Copy out the lines that have "房屋租赁合同范本范文" in them.

────────────────

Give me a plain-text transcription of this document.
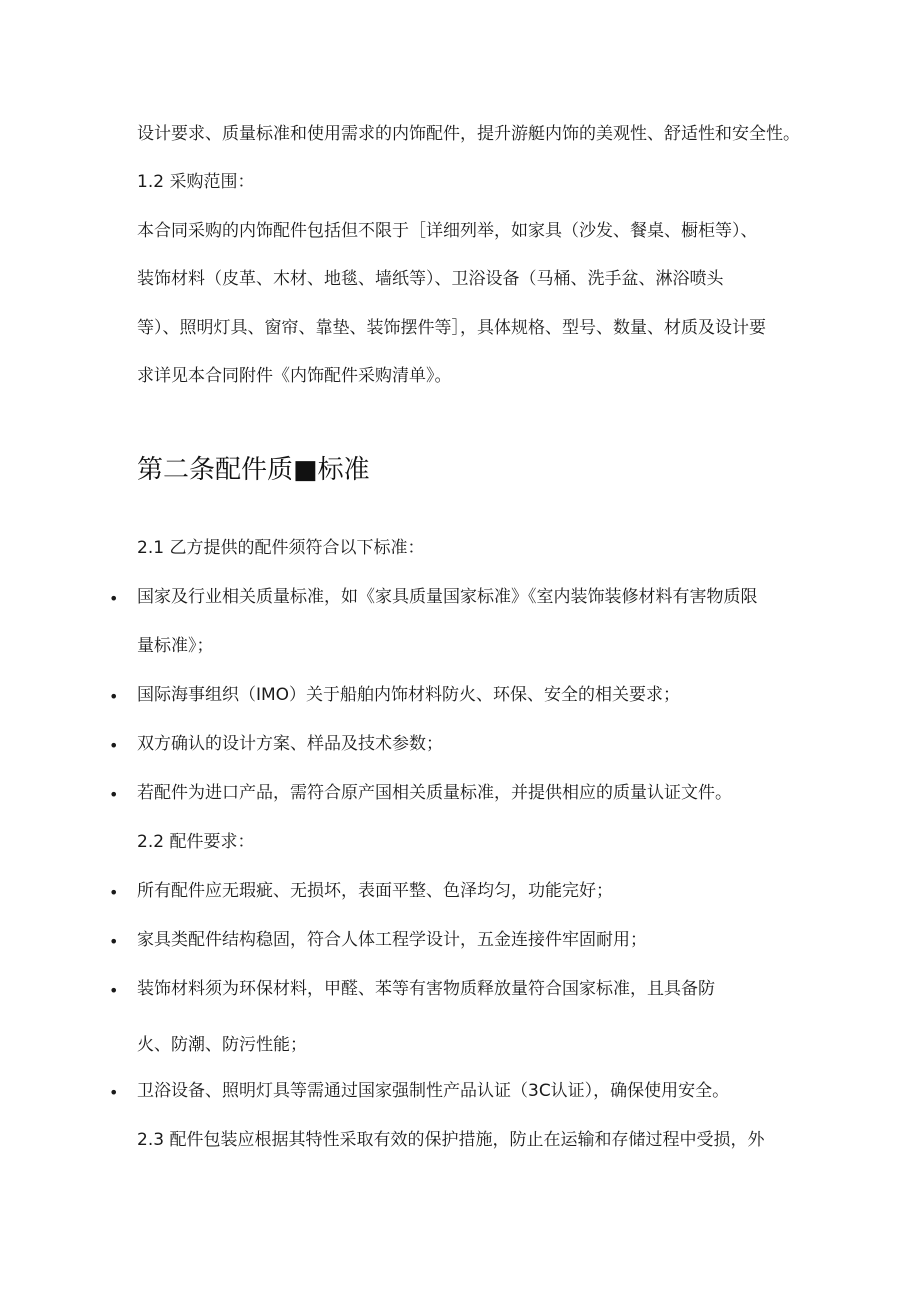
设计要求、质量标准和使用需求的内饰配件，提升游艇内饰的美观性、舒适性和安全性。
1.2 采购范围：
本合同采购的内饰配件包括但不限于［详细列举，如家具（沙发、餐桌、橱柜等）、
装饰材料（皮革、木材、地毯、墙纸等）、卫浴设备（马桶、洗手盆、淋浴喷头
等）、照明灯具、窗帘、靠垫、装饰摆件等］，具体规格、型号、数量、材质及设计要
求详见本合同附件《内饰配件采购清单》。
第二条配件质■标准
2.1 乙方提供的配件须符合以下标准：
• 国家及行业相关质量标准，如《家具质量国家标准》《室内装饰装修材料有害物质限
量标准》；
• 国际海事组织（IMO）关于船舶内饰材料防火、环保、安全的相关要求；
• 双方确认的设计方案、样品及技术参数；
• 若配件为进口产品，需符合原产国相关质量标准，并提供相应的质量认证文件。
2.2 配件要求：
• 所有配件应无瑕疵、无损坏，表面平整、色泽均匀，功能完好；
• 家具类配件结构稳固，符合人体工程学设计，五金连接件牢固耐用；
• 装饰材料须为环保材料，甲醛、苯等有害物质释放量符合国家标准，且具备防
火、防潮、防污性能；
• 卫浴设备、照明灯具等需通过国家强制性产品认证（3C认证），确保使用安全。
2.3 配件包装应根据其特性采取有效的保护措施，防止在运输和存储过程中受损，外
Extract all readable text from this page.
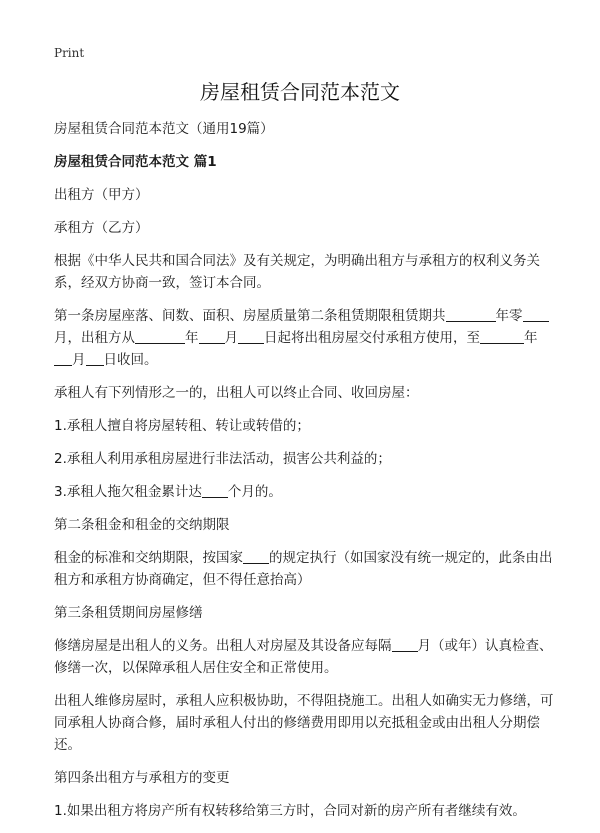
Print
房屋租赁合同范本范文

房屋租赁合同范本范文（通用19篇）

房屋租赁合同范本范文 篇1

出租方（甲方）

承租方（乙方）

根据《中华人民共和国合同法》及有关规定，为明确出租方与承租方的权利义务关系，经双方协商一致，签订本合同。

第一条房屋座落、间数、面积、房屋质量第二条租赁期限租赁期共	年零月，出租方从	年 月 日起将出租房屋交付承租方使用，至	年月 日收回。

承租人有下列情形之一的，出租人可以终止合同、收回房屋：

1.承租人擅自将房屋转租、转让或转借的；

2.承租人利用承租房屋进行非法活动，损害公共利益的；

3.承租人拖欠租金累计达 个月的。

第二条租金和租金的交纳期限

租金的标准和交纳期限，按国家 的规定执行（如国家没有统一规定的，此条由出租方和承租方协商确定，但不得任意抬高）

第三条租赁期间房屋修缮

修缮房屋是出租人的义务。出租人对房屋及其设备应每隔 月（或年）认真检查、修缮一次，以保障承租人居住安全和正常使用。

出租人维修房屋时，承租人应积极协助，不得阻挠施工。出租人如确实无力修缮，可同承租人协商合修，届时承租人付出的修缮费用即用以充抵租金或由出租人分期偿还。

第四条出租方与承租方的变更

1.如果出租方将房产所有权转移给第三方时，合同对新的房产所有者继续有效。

────────────────

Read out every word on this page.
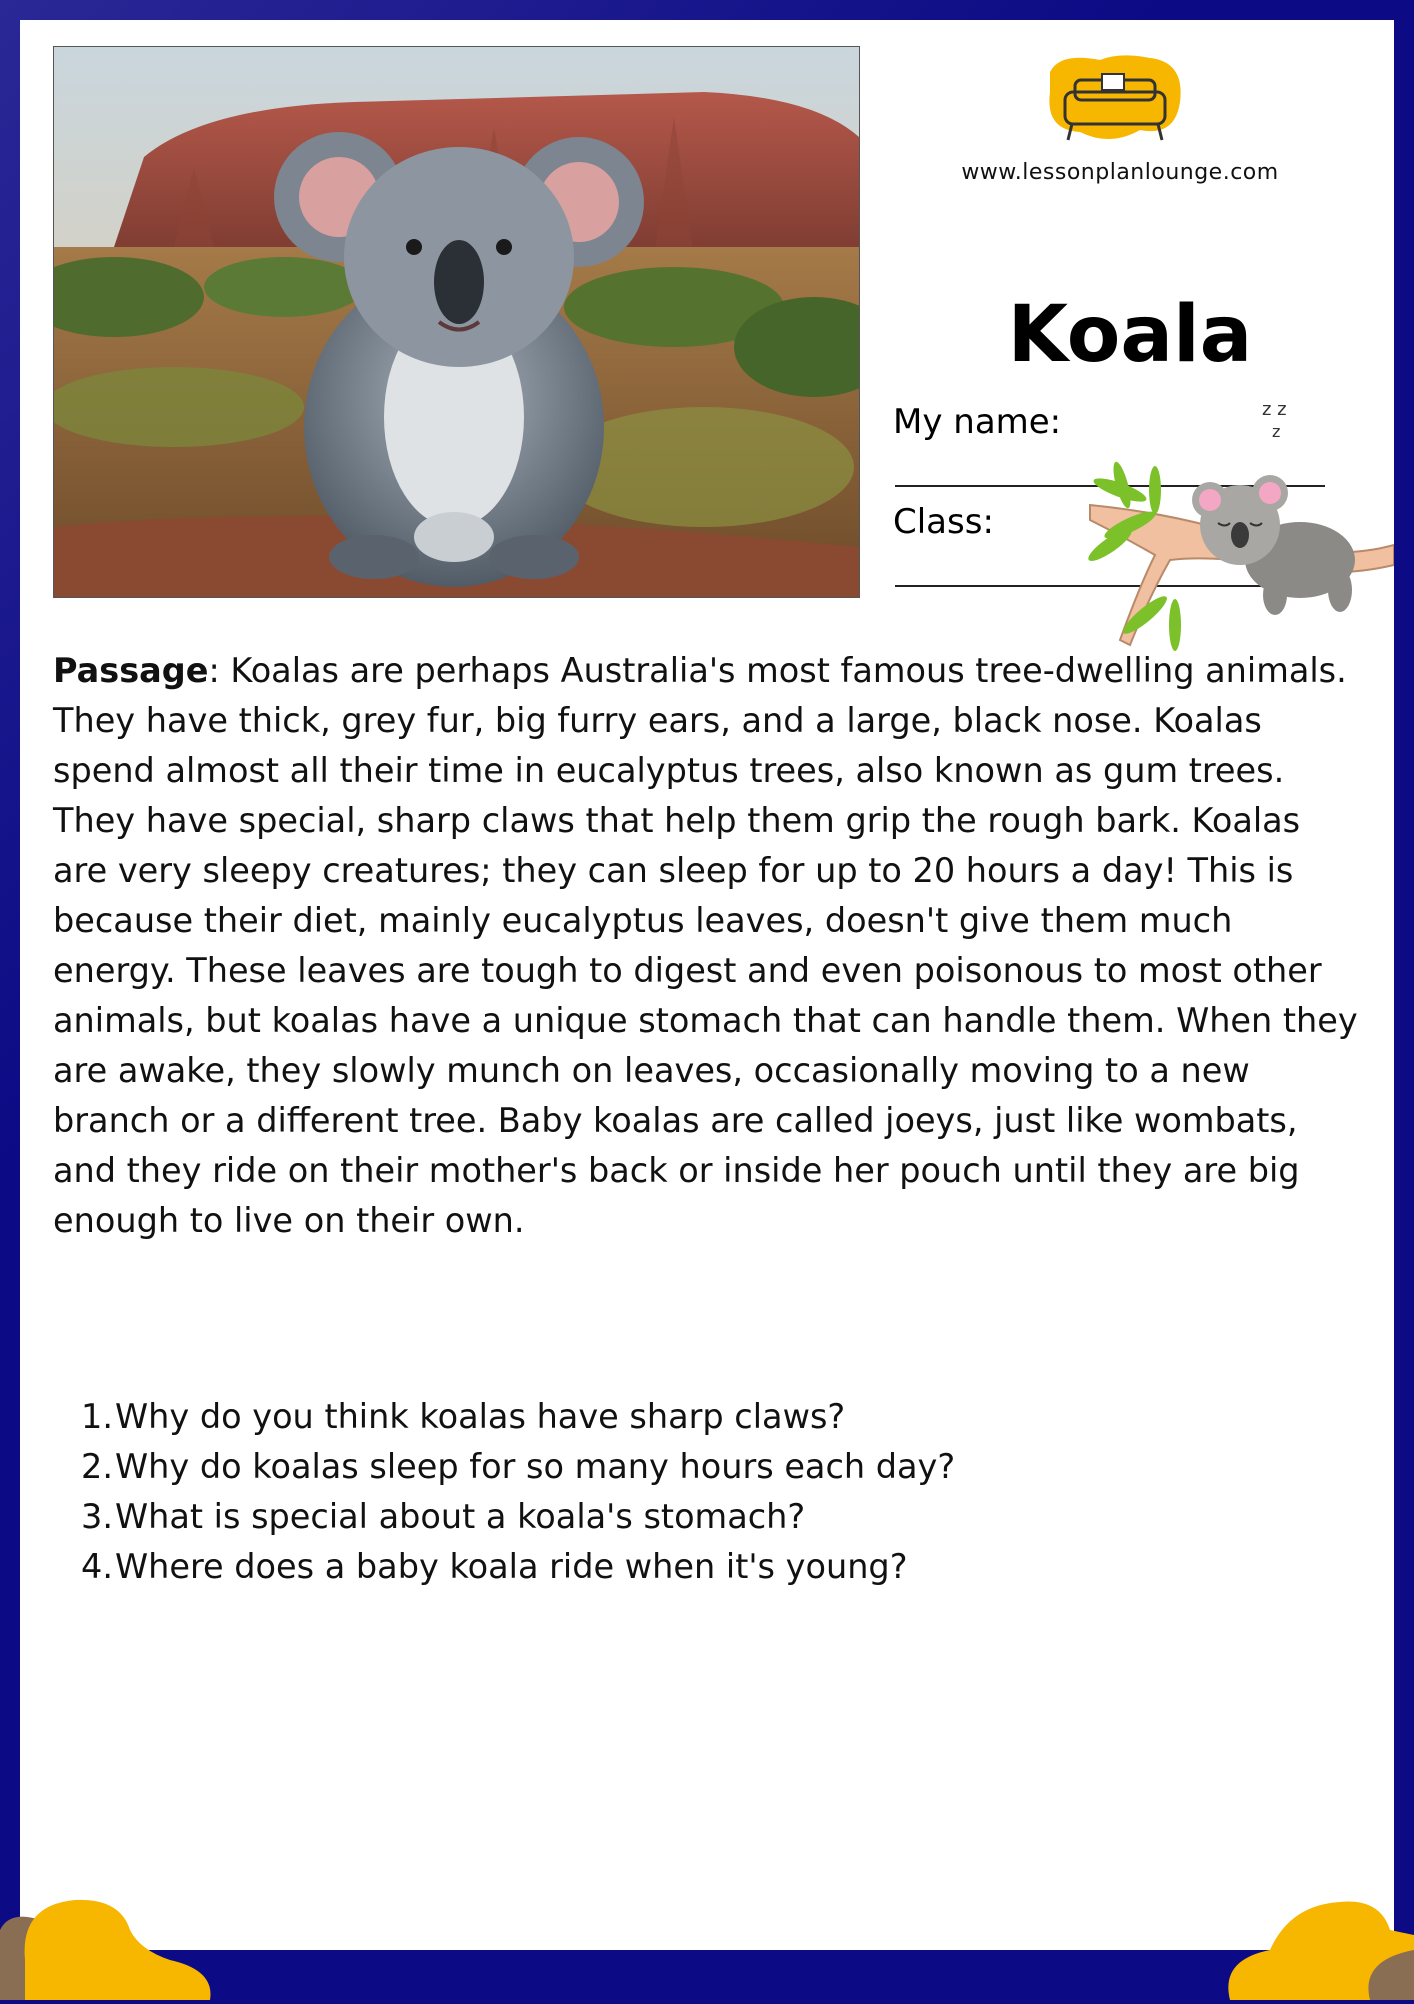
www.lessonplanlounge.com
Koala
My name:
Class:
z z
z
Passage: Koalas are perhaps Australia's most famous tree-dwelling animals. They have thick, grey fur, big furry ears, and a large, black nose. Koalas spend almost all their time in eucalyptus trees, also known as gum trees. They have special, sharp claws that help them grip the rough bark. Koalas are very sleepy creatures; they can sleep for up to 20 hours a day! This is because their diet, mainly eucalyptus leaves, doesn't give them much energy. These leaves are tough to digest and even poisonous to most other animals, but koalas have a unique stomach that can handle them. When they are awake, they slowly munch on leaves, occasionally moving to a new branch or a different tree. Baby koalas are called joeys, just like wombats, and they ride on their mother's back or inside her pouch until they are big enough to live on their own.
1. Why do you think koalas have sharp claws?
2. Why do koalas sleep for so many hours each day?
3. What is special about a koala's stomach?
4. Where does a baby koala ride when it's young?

────────────────

* [Expected answer]
房屋租赁合同范本范文
房屋租赁合同范本范文（通用19篇）
房屋租赁合同范本范文 篇1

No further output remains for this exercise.